**EXERCISE TASK**
Word for word, print each line of the listing below; pictures stay out.

-- BEGIN DATA ENTRIES --

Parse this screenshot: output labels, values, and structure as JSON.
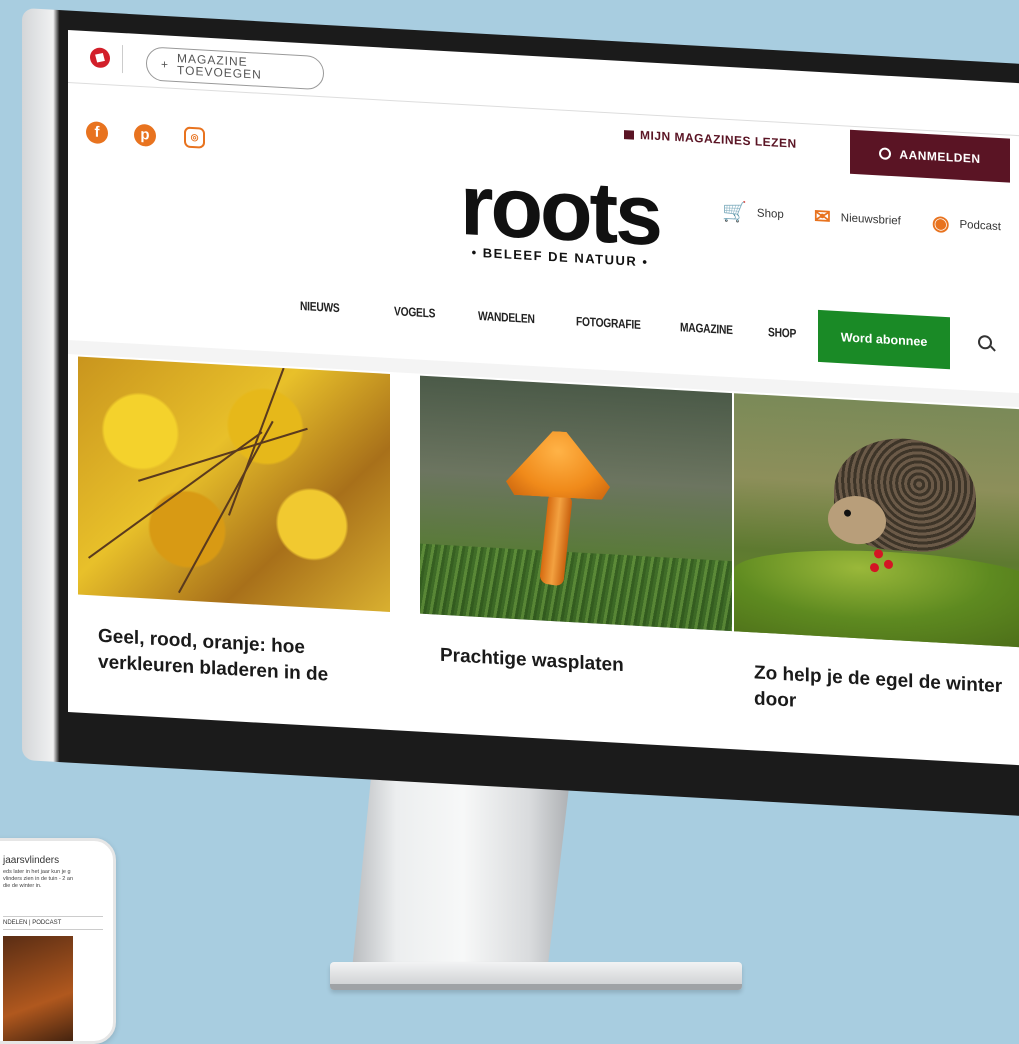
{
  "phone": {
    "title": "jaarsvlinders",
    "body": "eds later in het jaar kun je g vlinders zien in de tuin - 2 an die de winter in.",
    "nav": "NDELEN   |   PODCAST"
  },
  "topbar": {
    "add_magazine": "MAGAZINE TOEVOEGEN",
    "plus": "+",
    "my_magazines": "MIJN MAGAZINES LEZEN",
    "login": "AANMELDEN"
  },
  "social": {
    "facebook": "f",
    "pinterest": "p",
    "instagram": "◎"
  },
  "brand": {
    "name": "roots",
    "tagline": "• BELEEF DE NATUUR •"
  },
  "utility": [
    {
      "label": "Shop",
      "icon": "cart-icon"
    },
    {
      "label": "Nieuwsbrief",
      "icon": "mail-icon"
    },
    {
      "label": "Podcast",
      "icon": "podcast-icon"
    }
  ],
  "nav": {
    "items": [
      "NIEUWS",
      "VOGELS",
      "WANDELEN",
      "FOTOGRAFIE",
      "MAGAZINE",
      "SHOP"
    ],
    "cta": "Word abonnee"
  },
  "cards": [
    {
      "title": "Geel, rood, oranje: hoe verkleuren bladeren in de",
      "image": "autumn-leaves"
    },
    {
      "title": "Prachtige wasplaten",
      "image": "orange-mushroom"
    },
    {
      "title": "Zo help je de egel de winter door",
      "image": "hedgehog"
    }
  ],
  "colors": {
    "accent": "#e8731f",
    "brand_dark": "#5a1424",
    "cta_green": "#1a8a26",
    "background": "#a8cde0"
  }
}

-- END DATA ENTRIES --

**RESPONSE BELOW**
Parse this screenshot: output labels, values, and structure as JSON.
{
  "phone": {
    "title": "jaarsvlinders",
    "body": "eds later in het jaar kun je g vlinders zien in de tuin - 2 an die de winter in.",
    "nav": "NDELEN   |   PODCAST"
  },
  "topbar": {
    "add_magazine": "MAGAZINE TOEVOEGEN",
    "plus": "+",
    "my_magazines": "MIJN MAGAZINES LEZEN",
    "login": "AANMELDEN"
  },
  "social": {
    "facebook": "f",
    "pinterest": "p",
    "instagram": "◎"
  },
  "brand": {
    "name": "roots",
    "tagline": "• BELEEF DE NATUUR •"
  },
  "utility": [
    {
      "label": "Shop",
      "icon": "cart-icon"
    },
    {
      "label": "Nieuwsbrief",
      "icon": "mail-icon"
    },
    {
      "label": "Podcast",
      "icon": "podcast-icon"
    }
  ],
  "nav": {
    "items": [
      "NIEUWS",
      "VOGELS",
      "WANDELEN",
      "FOTOGRAFIE",
      "MAGAZINE",
      "SHOP"
    ],
    "cta": "Word abonnee"
  },
  "cards": [
    {
      "title": "Geel, rood, oranje: hoe verkleuren bladeren in de",
      "image": "autumn-leaves"
    },
    {
      "title": "Prachtige wasplaten",
      "image": "orange-mushroom"
    },
    {
      "title": "Zo help je de egel de winter door",
      "image": "hedgehog"
    }
  ],
  "colors": {
    "accent": "#e8731f",
    "brand_dark": "#5a1424",
    "cta_green": "#1a8a26",
    "background": "#a8cde0"
  }
}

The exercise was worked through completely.